╭─ DATASET CONTENT

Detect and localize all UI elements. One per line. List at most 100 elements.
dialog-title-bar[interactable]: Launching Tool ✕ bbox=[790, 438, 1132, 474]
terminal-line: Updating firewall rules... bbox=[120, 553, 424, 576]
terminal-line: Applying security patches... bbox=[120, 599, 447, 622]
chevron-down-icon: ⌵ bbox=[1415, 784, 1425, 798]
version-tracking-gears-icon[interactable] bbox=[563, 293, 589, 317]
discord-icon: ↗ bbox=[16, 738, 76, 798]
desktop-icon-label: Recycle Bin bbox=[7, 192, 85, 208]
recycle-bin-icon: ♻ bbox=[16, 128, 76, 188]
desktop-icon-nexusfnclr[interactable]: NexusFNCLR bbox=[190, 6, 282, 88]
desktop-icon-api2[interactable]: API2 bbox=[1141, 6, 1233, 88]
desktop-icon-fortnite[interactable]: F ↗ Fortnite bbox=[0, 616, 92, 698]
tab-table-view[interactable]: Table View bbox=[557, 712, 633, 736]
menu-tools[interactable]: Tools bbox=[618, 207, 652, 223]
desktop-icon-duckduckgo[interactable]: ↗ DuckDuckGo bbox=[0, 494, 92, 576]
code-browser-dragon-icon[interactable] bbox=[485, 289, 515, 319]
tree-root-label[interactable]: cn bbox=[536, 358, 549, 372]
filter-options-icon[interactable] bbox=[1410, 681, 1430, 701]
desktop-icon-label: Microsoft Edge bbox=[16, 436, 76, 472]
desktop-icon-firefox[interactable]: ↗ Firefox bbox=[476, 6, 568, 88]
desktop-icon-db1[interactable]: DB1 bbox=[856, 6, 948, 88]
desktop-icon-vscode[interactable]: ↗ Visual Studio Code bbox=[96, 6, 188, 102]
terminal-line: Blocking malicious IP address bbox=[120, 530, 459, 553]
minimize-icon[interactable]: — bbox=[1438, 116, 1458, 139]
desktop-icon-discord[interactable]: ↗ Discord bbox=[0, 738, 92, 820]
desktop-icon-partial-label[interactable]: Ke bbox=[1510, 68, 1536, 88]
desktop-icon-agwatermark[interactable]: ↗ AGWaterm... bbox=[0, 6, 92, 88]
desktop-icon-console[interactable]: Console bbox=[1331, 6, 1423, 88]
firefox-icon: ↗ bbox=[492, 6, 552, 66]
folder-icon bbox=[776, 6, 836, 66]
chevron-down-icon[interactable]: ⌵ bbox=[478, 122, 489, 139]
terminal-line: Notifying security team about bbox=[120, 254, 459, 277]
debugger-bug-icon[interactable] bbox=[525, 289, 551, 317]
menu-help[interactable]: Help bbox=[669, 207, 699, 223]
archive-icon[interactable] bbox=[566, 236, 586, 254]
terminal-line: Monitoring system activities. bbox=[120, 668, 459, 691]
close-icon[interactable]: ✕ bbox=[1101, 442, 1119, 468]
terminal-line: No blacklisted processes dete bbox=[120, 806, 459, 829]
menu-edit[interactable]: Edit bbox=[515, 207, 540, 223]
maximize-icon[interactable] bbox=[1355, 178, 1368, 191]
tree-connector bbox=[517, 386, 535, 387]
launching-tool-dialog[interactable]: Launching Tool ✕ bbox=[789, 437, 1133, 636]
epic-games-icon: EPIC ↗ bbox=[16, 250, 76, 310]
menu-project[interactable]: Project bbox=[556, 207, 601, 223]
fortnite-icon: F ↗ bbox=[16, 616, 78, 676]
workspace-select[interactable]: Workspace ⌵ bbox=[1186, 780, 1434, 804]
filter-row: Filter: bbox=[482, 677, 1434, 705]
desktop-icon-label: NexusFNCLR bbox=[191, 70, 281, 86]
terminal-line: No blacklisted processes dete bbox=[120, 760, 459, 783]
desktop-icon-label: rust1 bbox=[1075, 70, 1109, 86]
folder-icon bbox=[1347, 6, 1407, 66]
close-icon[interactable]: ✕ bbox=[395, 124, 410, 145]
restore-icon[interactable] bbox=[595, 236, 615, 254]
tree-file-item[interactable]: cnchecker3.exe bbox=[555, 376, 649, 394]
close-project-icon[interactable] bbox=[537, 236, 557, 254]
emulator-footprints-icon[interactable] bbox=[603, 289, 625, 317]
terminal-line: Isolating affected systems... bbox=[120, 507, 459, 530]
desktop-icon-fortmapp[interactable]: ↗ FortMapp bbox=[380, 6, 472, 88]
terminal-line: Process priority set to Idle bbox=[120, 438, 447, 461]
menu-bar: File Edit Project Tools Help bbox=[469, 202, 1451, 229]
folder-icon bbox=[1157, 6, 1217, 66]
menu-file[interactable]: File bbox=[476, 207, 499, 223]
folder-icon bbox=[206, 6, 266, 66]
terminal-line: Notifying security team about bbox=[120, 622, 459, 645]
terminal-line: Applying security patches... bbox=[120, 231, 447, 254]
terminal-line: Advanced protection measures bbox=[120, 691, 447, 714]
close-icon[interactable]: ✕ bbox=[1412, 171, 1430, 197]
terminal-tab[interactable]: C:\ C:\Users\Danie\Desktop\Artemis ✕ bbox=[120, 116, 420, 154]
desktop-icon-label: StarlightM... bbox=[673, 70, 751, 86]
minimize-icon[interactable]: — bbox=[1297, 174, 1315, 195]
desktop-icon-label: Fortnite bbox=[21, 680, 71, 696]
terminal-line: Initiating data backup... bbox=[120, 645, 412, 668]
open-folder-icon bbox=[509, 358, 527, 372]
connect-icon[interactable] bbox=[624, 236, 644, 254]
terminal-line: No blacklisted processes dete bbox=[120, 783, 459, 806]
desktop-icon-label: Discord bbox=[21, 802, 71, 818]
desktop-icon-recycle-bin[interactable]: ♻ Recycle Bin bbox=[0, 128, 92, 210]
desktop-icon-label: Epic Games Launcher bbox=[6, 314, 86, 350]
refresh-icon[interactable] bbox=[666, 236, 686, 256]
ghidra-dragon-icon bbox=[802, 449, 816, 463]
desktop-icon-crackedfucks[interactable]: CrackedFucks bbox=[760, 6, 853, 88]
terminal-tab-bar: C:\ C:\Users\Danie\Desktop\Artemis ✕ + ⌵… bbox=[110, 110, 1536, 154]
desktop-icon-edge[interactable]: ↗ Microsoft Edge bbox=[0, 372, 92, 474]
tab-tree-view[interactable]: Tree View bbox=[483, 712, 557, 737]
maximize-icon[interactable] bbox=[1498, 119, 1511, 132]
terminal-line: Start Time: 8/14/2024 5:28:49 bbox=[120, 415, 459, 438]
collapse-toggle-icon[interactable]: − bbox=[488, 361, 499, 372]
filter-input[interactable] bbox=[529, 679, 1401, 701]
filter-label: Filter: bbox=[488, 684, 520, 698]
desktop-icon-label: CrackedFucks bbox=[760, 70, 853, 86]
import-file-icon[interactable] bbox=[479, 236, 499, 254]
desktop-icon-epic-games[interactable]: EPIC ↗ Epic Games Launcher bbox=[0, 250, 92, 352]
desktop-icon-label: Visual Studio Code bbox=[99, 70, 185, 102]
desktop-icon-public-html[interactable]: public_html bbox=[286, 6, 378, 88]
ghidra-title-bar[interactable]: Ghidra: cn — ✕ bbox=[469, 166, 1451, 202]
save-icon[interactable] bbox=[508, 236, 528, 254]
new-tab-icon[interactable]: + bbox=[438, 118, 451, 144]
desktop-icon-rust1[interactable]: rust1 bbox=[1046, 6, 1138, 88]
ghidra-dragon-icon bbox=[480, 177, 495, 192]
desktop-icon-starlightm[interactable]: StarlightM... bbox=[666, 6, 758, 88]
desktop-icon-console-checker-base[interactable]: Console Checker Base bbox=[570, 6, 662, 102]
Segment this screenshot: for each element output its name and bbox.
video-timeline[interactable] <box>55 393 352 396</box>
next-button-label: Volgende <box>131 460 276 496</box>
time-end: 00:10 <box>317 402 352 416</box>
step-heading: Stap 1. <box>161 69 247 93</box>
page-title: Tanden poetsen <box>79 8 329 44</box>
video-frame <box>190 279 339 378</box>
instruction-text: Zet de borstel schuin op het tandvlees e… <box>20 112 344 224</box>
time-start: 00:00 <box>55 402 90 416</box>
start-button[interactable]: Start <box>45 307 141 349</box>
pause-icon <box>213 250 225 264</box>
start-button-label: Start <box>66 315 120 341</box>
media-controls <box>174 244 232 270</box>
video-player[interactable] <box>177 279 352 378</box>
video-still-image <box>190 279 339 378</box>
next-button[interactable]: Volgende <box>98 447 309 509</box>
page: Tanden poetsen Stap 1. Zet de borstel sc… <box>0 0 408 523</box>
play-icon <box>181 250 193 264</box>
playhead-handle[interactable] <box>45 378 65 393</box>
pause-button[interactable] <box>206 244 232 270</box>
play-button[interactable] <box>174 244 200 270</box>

╰─

Return, word for word, the lines from the start of the entries through the line that contains "menu-tools[interactable]: Tools bbox=[618, 207, 652, 223]", including that line.

◆ **THE ANSWER**
Detect and localize all UI elements. One per line. List at most 100 elements.
dialog-title-bar[interactable]: Launching Tool ✕ bbox=[790, 438, 1132, 474]
terminal-line: Updating firewall rules... bbox=[120, 553, 424, 576]
terminal-line: Applying security patches... bbox=[120, 599, 447, 622]
chevron-down-icon: ⌵ bbox=[1415, 784, 1425, 798]
version-tracking-gears-icon[interactable] bbox=[563, 293, 589, 317]
discord-icon: ↗ bbox=[16, 738, 76, 798]
desktop-icon-label: Recycle Bin bbox=[7, 192, 85, 208]
recycle-bin-icon: ♻ bbox=[16, 128, 76, 188]
desktop-icon-nexusfnclr[interactable]: NexusFNCLR bbox=[190, 6, 282, 88]
desktop-icon-api2[interactable]: API2 bbox=[1141, 6, 1233, 88]
desktop-icon-fortnite[interactable]: F ↗ Fortnite bbox=[0, 616, 92, 698]
tab-table-view[interactable]: Table View bbox=[557, 712, 633, 736]
menu-tools[interactable]: Tools bbox=[618, 207, 652, 223]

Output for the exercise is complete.